Given entries:
· · ·

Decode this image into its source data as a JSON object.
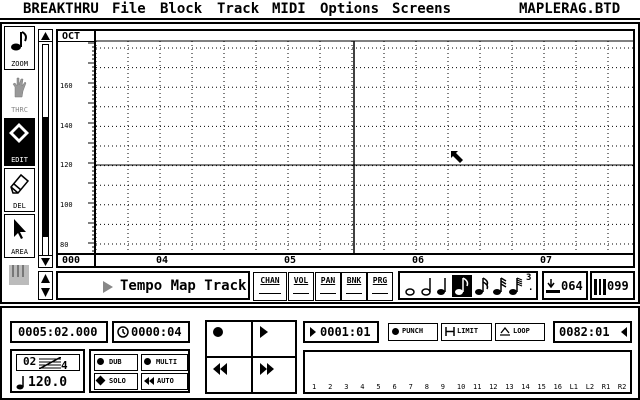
{
  "menubar": {
    "app": "BREAKTHRU",
    "items": [
      "File",
      "Block",
      "Track",
      "MIDI",
      "Options",
      "Screens"
    ],
    "filename": "MAPLERAG.BTD"
  },
  "tools": [
    {
      "label": "ZOOM"
    },
    {
      "label": "THRC"
    },
    {
      "label": "EDIT"
    },
    {
      "label": "DEL"
    },
    {
      "label": "AREA"
    },
    {
      "label": ""
    }
  ],
  "editor": {
    "oct_label": "OCT",
    "y_labels": [
      "160",
      "140",
      "120",
      "100",
      "80"
    ],
    "bar_labels": [
      "000",
      "04",
      "05",
      "06",
      "07"
    ]
  },
  "track_bar": {
    "track_name": "Tempo Map Track",
    "params": [
      "CHAN",
      "VOL",
      "PAN",
      "BNK",
      "PRG"
    ],
    "dot_label": ".",
    "three_label": "3",
    "value_a": "064",
    "value_b": "099"
  },
  "transport": {
    "position": "0005:02.000",
    "time": "0000:04",
    "time_sig_top": "02",
    "time_sig_bottom": "4",
    "tempo": "120.0",
    "dub": "DUB",
    "multi": "MULTI",
    "solo": "SOLO",
    "auto": "AUTO",
    "punch_in": "0001:01",
    "punch": "PUNCH",
    "limit": "LIMIT",
    "loop": "LOOP",
    "punch_out": "0082:01",
    "channels": [
      "1",
      "2",
      "3",
      "4",
      "5",
      "6",
      "7",
      "8",
      "9",
      "10",
      "11",
      "12",
      "13",
      "14",
      "15",
      "16",
      "L1",
      "L2",
      "R1",
      "R2"
    ]
  }
}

· · ·

Task: Transcribe all the records above word for word, without their images.

Solution for this exercise:
Decode this image into its source data as a JSON object.
{
  "menubar": {
    "app": "BREAKTHRU",
    "items": [
      "File",
      "Block",
      "Track",
      "MIDI",
      "Options",
      "Screens"
    ],
    "filename": "MAPLERAG.BTD"
  },
  "tools": [
    {
      "label": "ZOOM"
    },
    {
      "label": "THRC"
    },
    {
      "label": "EDIT"
    },
    {
      "label": "DEL"
    },
    {
      "label": "AREA"
    },
    {
      "label": ""
    }
  ],
  "editor": {
    "oct_label": "OCT",
    "y_labels": [
      "160",
      "140",
      "120",
      "100",
      "80"
    ],
    "bar_labels": [
      "000",
      "04",
      "05",
      "06",
      "07"
    ]
  },
  "track_bar": {
    "track_name": "Tempo Map Track",
    "params": [
      "CHAN",
      "VOL",
      "PAN",
      "BNK",
      "PRG"
    ],
    "dot_label": ".",
    "three_label": "3",
    "value_a": "064",
    "value_b": "099"
  },
  "transport": {
    "position": "0005:02.000",
    "time": "0000:04",
    "time_sig_top": "02",
    "time_sig_bottom": "4",
    "tempo": "120.0",
    "dub": "DUB",
    "multi": "MULTI",
    "solo": "SOLO",
    "auto": "AUTO",
    "punch_in": "0001:01",
    "punch": "PUNCH",
    "limit": "LIMIT",
    "loop": "LOOP",
    "punch_out": "0082:01",
    "channels": [
      "1",
      "2",
      "3",
      "4",
      "5",
      "6",
      "7",
      "8",
      "9",
      "10",
      "11",
      "12",
      "13",
      "14",
      "15",
      "16",
      "L1",
      "L2",
      "R1",
      "R2"
    ]
  }
}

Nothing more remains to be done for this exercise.